WHAT THIS TASK INVOLVES: Make an exact copy of the records, with the pictures left out.

════════════════

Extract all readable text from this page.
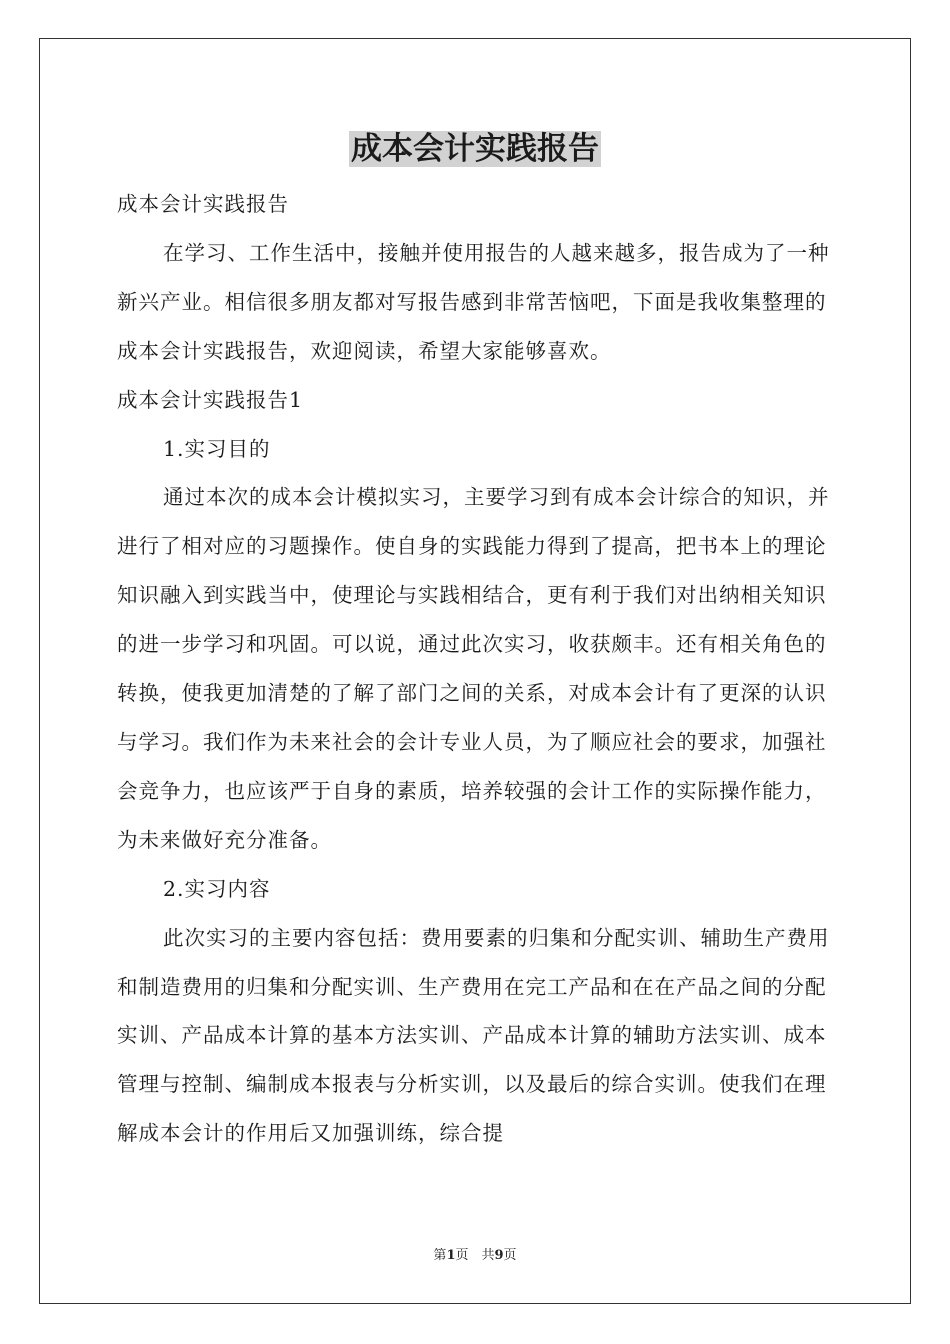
成本会计实践报告

成本会计实践报告

在学习、工作生活中，接触并使用报告的人越来越多，报告成为了一种新兴产业。相信很多朋友都对写报告感到非常苦恼吧，下面是我收集整理的成本会计实践报告，欢迎阅读，希望大家能够喜欢。

成本会计实践报告1

1.实习目的

通过本次的成本会计模拟实习，主要学习到有成本会计综合的知识，并进行了相对应的习题操作。使自身的实践能力得到了提高，把书本上的理论知识融入到实践当中，使理论与实践相结合，更有利于我们对出纳相关知识的进一步学习和巩固。可以说，通过此次实习，收获颇丰。还有相关角色的转换，使我更加清楚的了解了部门之间的关系，对成本会计有了更深的认识与学习。我们作为未来社会的会计专业人员，为了顺应社会的要求，加强社会竞争力，也应该严于自身的素质，培养较强的会计工作的实际操作能力，为未来做好充分准备。

2.实习内容

此次实习的主要内容包括：费用要素的归集和分配实训、辅助生产费用和制造费用的归集和分配实训、生产费用在完工产品和在在产品之间的分配实训、产品成本计算的基本方法实训、产品成本计算的辅助方法实训、成本管理与控制、编制成本报表与分析实训，以及最后的综合实训。使我们在理解成本会计的作用后又加强训练，综合提

第1页　共9页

════════════════

EXERCISE RESULT:
Extract all readable text from this page.
成本会计实践报告

成本会计实践报告

在学习、工作生活中，接触并使用报告的人越来越多，报告成为了一种新兴产业。相信很多朋友都对写报告感到非常苦恼吧，下面是我收集整理的成本会计实践报告，欢迎阅读，希望大家能够喜欢。

成本会计实践报告1

1.实习目的

通过本次的成本会计模拟实习，主要学习到有成本会计综合的知识，并进行了相对应的习题操作。使自身的实践能力得到了提高，把书本上的理论知识融入到实践当中，使理论与实践相结合，更有利于我们对出纳相关知识的进一步学习和巩固。可以说，通过此次实习，收获颇丰。还有相关角色的转换，使我更加清楚的了解了部门之间的关系，对成本会计有了更深的认识与学习。我们作为未来社会的会计专业人员，为了顺应社会的要求，加强社会竞争力，也应该严于自身的素质，培养较强的会计工作的实际操作能力，为未来做好充分准备。

2.实习内容

此次实习的主要内容包括：费用要素的归集和分配实训、辅助生产费用和制造费用的归集和分配实训、生产费用在完工产品和在在产品之间的分配实训、产品成本计算的基本方法实训、产品成本计算的辅助方法实训、成本管理与控制、编制成本报表与分析实训，以及最后的综合实训。使我们在理解成本会计的作用后又加强训练，综合提

第1页　共9页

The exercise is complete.